---------- Input rows
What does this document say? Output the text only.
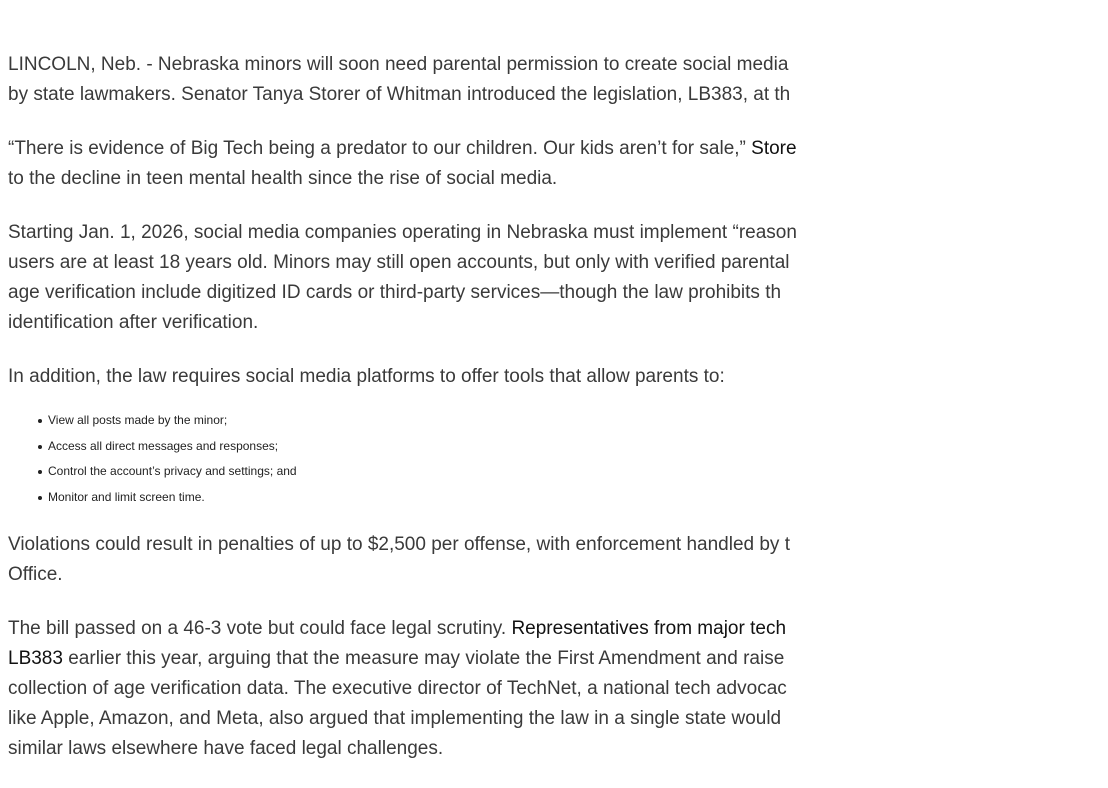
LINCOLN, Neb. - Nebraska minors will soon need parental permission to create social media
by state lawmakers. Senator Tanya Storer of Whitman introduced the legislation, LB383, at th

“There is evidence of Big Tech being a predator to our children. Our kids aren’t for sale,” Store
to the decline in teen mental health since the rise of social media.

Starting Jan. 1, 2026, social media companies operating in Nebraska must implement “reason
users are at least 18 years old. Minors may still open accounts, but only with verified parental
age verification include digitized ID cards or third-party services—though the law prohibits th
identification after verification.

In addition, the law requires social media platforms to offer tools that allow parents to:

View all posts made by the minor;
Access all direct messages and responses;
Control the account’s privacy and settings; and
Monitor and limit screen time.

Violations could result in penalties of up to $2,500 per offense, with enforcement handled by t
Office.

The bill passed on a 46-3 vote but could face legal scrutiny. Representatives from major tech
LB383 earlier this year, arguing that the measure may violate the First Amendment and raise
collection of age verification data. The executive director of TechNet, a national tech advocac
like Apple, Amazon, and Meta, also argued that implementing the law in a single state would
similar laws elsewhere have faced legal challenges.
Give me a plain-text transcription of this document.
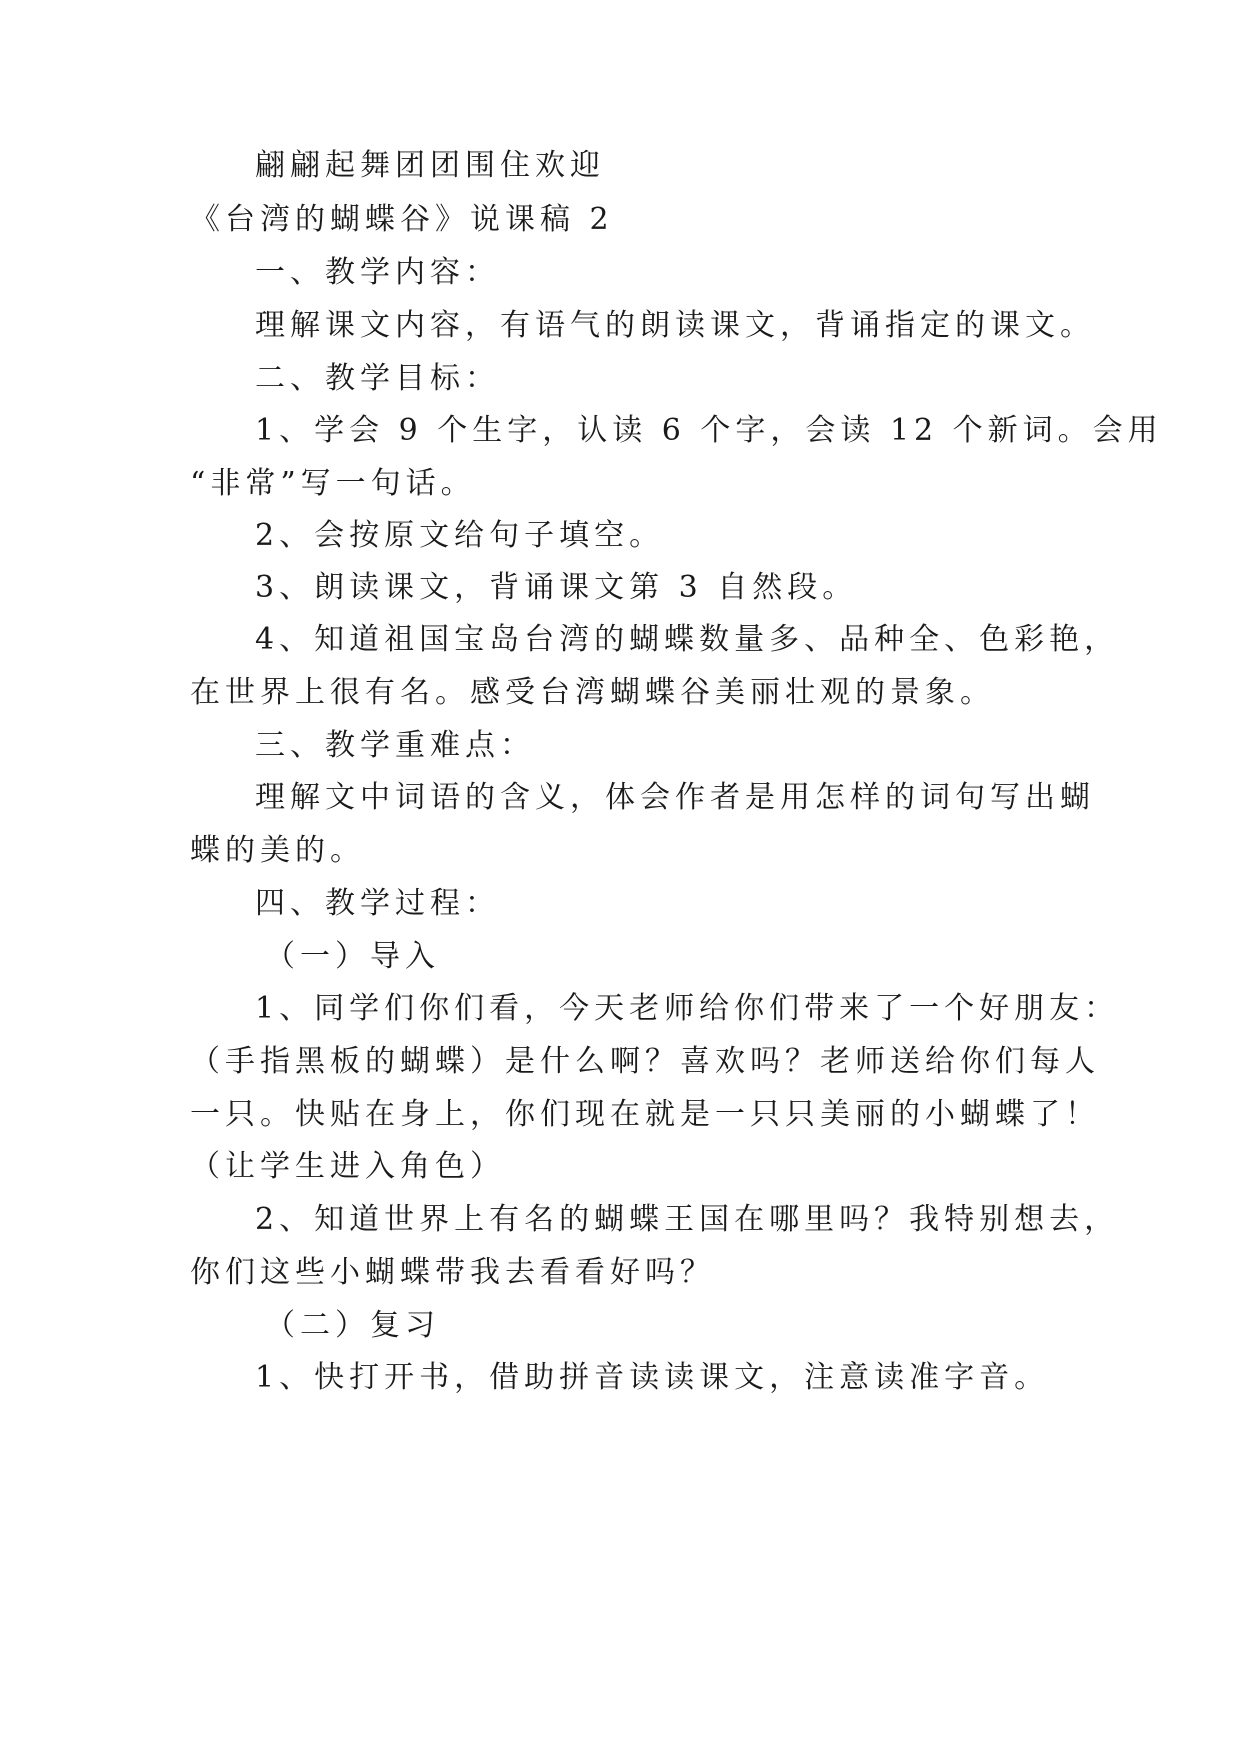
翩翩起舞团团围住欢迎
《台湾的蝴蝶谷》说课稿 2
一、教学内容：
理解课文内容，有语气的朗读课文，背诵指定的课文。
二、教学目标：
1、学会 9 个生字，认读 6 个字，会读 12 个新词。会用
“非常”写一句话。
2、会按原文给句子填空。
3、朗读课文，背诵课文第 3 自然段。
4、知道祖国宝岛台湾的蝴蝶数量多、品种全、色彩艳，
在世界上很有名。感受台湾蝴蝶谷美丽壮观的景象。
三、教学重难点：
理解文中词语的含义，体会作者是用怎样的词句写出蝴
蝶的美的。
四、教学过程：
（一）导入
1、同学们你们看，今天老师给你们带来了一个好朋友：
（手指黑板的蝴蝶）是什么啊？喜欢吗？老师送给你们每人
一只。快贴在身上，你们现在就是一只只美丽的小蝴蝶了！
（让学生进入角色）
2、知道世界上有名的蝴蝶王国在哪里吗？我特别想去，
你们这些小蝴蝶带我去看看好吗？
（二）复习
1、快打开书，借助拼音读读课文，注意读准字音。
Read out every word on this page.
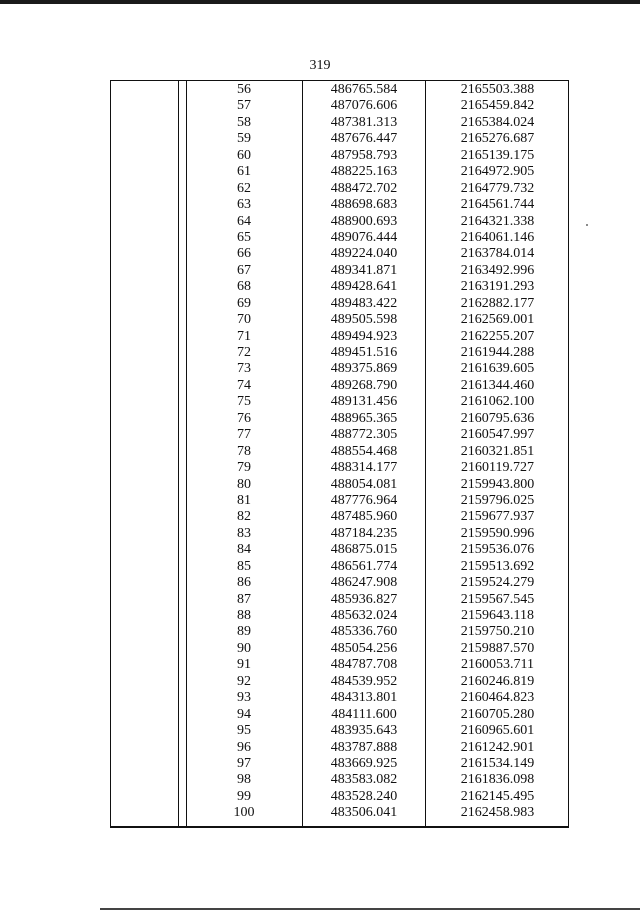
319
56	486765.584	2165503.388
57	487076.606	2165459.842
58	487381.313	2165384.024
59	487676.447	2165276.687
60	487958.793	2165139.175
61	488225.163	2164972.905
62	488472.702	2164779.732
63	488698.683	2164561.744
64	488900.693	2164321.338
65	489076.444	2164061.146
66	489224.040	2163784.014
67	489341.871	2163492.996
68	489428.641	2163191.293
69	489483.422	2162882.177
70	489505.598	2162569.001
71	489494.923	2162255.207
72	489451.516	2161944.288
73	489375.869	2161639.605
74	489268.790	2161344.460
75	489131.456	2161062.100
76	488965.365	2160795.636
77	488772.305	2160547.997
78	488554.468	2160321.851
79	488314.177	2160119.727
80	488054.081	2159943.800
81	487776.964	2159796.025
82	487485.960	2159677.937
83	487184.235	2159590.996
84	486875.015	2159536.076
85	486561.774	2159513.692
86	486247.908	2159524.279
87	485936.827	2159567.545
88	485632.024	2159643.118
89	485336.760	2159750.210
90	485054.256	2159887.570
91	484787.708	2160053.711
92	484539.952	2160246.819
93	484313.801	2160464.823
94	484111.600	2160705.280
95	483935.643	2160965.601
96	483787.888	2161242.901
97	483669.925	2161534.149
98	483583.082	2161836.098
99	483528.240	2162145.495
100	483506.041	2162458.983
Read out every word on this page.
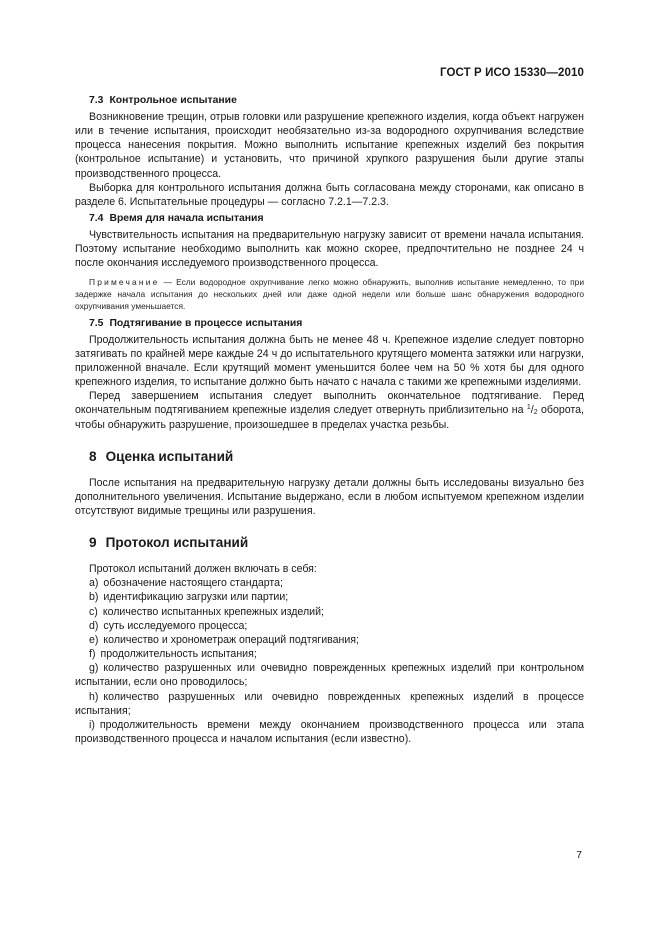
ГОСТ Р ИСО 15330—2010
7.3 Контрольное испытание

Возникновение трещин, отрыв головки или разрушение крепежного изделия, когда объект нагружен или в течение испытания, происходит необязательно из-за водородного охрупчивания вследствие процесса нанесения покрытия. Можно выполнить испытание крепежных изделий без покрытия (контрольное испытание) и установить, что причиной хрупкого разрушения были другие этапы производственного процесса.

Выборка для контрольного испытания должна быть согласована между сторонами, как описано в разделе 6. Испытательные процедуры — согласно 7.2.1—7.2.3.

7.4 Время для начала испытания

Чувствительность испытания на предварительную нагрузку зависит от времени начала испытания. Поэтому испытание необходимо выполнить как можно скорее, предпочтительно не позднее 24 ч после окончания исследуемого производственного процесса.

Примечание — Если водородное охрупчивание легко можно обнаружить, выполнив испытание немедленно, то при задержке начала испытания до нескольких дней или даже одной недели или больше шанс обнаружения водородного охрупчивания уменьшается.

7.5 Подтягивание в процессе испытания

Продолжительность испытания должна быть не менее 48 ч. Крепежное изделие следует повторно затягивать по крайней мере каждые 24 ч до испытательного крутящего момента затяжки или нагрузки, приложенной вначале. Если крутящий момент уменьшится более чем на 50 % хотя бы для одного крепежного изделия, то испытание должно быть начато с начала с такими же крепежными изделиями.

Перед завершением испытания следует выполнить окончательное подтягивание. Перед окончательным подтягиванием крепежные изделия следует отвернуть приблизительно на $^1/_2$ оборота, чтобы обнаружить разрушение, произошедшее в пределах участка резьбы.

8 Оценка испытаний

После испытания на предварительную нагрузку детали должны быть исследованы визуально без дополнительного увеличения. Испытание выдержано, если в любом испытуемом крепежном изделии отсутствуют видимые трещины или разрушения.

9 Протокол испытаний

Протокол испытаний должен включать в себя:

a) обозначение настоящего стандарта;

b) идентификацию загрузки или партии;

c) количество испытанных крепежных изделий;

d) суть исследуемого процесса;

e) количество и хронометраж операций подтягивания;

f) продолжительность испытания;

g) количество разрушенных или очевидно поврежденных крепежных изделий при контрольном испытании, если оно проводилось;

h) количество разрушенных или очевидно поврежденных крепежных изделий в процессе испытания;

i) продолжительность времени между окончанием производственного процесса или этапа производственного процесса и началом испытания (если известно).

7
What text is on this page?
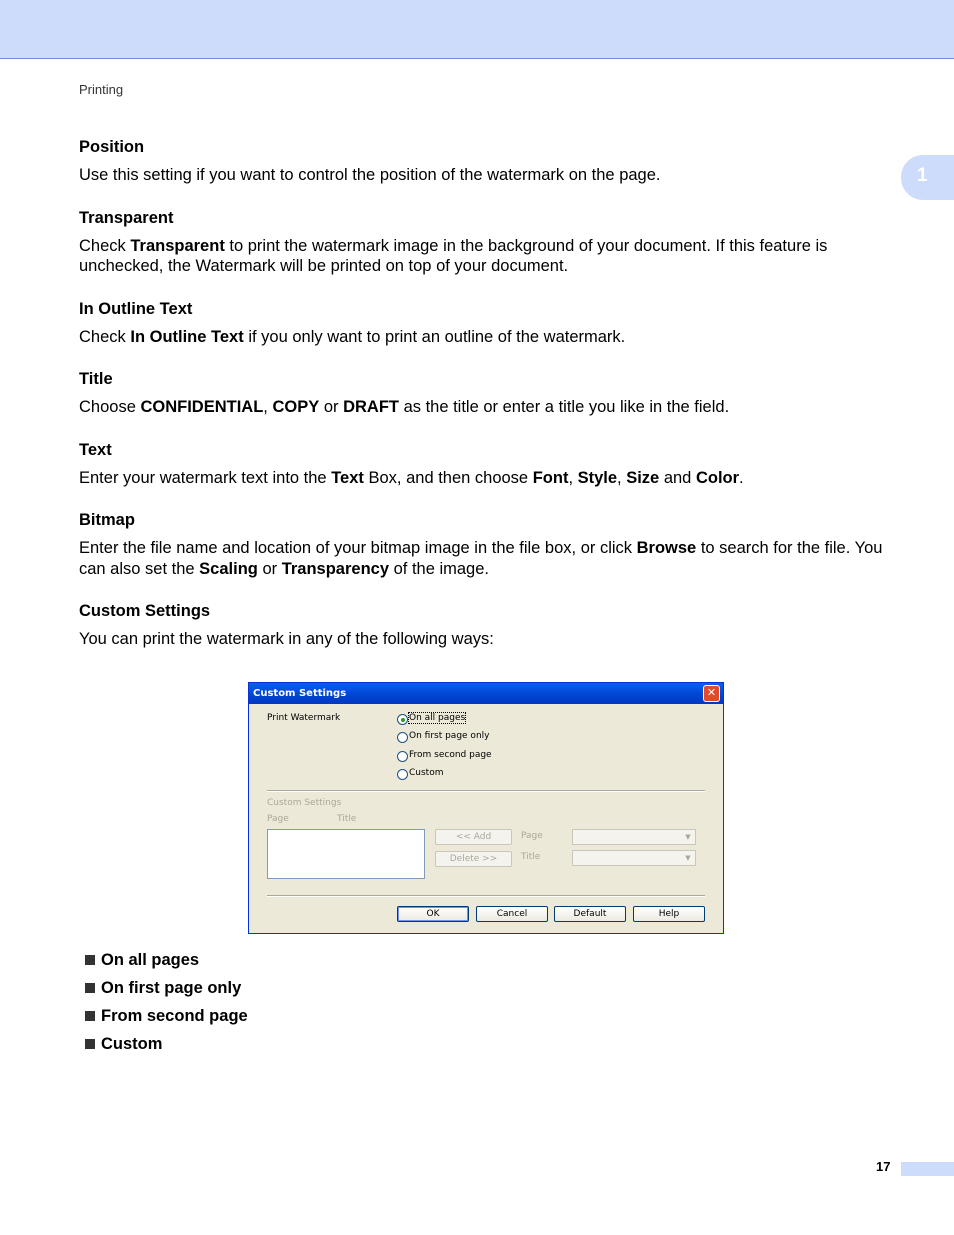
Printing
1
Position

Use this setting if you want to control the position of the watermark on the page.

Transparent

Check Transparent to print the watermark image in the background of your document. If this feature is unchecked, the Watermark will be printed on top of your document.

In Outline Text

Check In Outline Text if you only want to print an outline of the watermark.

Title

Choose CONFIDENTIAL, COPY or DRAFT as the title or enter a title you like in the field.

Text

Enter your watermark text into the Text Box, and then choose Font, Style, Size and Color.

Bitmap

Enter the file name and location of your bitmap image in the file box, or click Browse to search for the file. You can also set the Scaling or Transparency of the image.

Custom Settings

You can print the watermark in any of the following ways:

Custom Settings	✕
Print Watermark	On all pages
On first page only
From second page
Custom
Custom Settings
Page	Title
<< Add
Delete >>
Page
Title
▼
▼
OK	Cancel	Default	Help
On all pages
On first page only
From second page
Custom
17
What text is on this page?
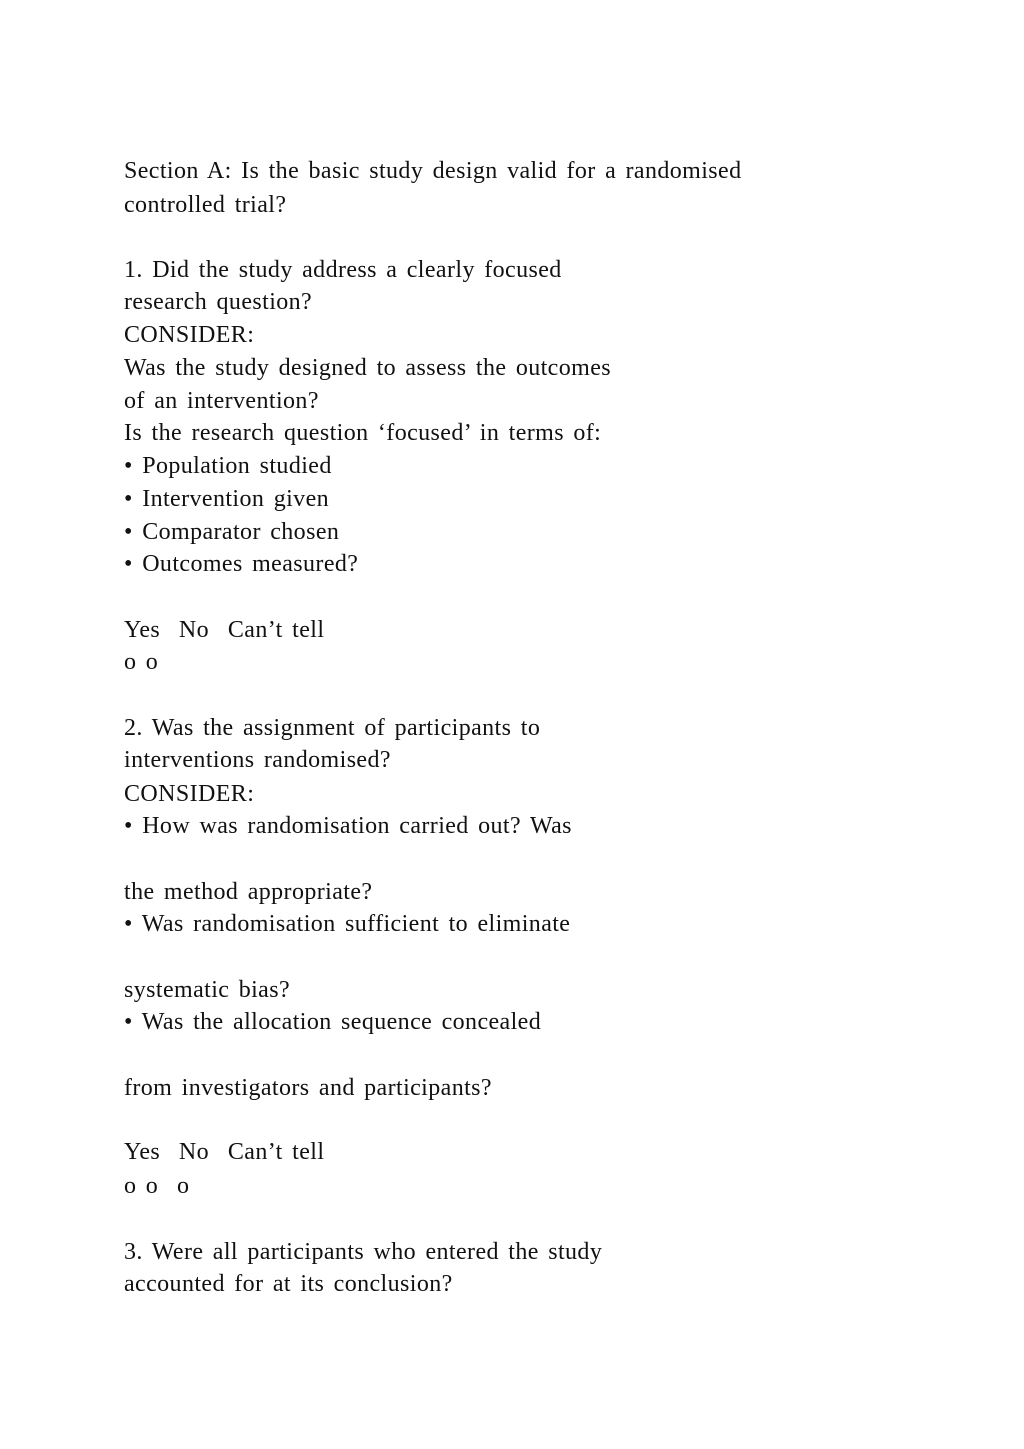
Section A: Is the basic study design valid for a randomised
controlled trial?
1. Did the study address a clearly focused
research question?
CONSIDER:
Was the study designed to assess the outcomes
of an intervention?
Is the research question ‘focused’ in terms of:
• Population studied
• Intervention given
• Comparator chosen
• Outcomes measured?
Yes  No  Can’t tell
o o
2. Was the assignment of participants to
interventions randomised?
CONSIDER:
• How was randomisation carried out? Was
the method appropriate?
• Was randomisation sufficient to eliminate
systematic bias?
• Was the allocation sequence concealed
from investigators and participants?
Yes  No  Can’t tell
o o  o
3. Were all participants who entered the study
accounted for at its conclusion?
--------------------
** Problem details **
Figure out how many lines above include the string "parental", then report that number and nothing else.

** Worked answer **
2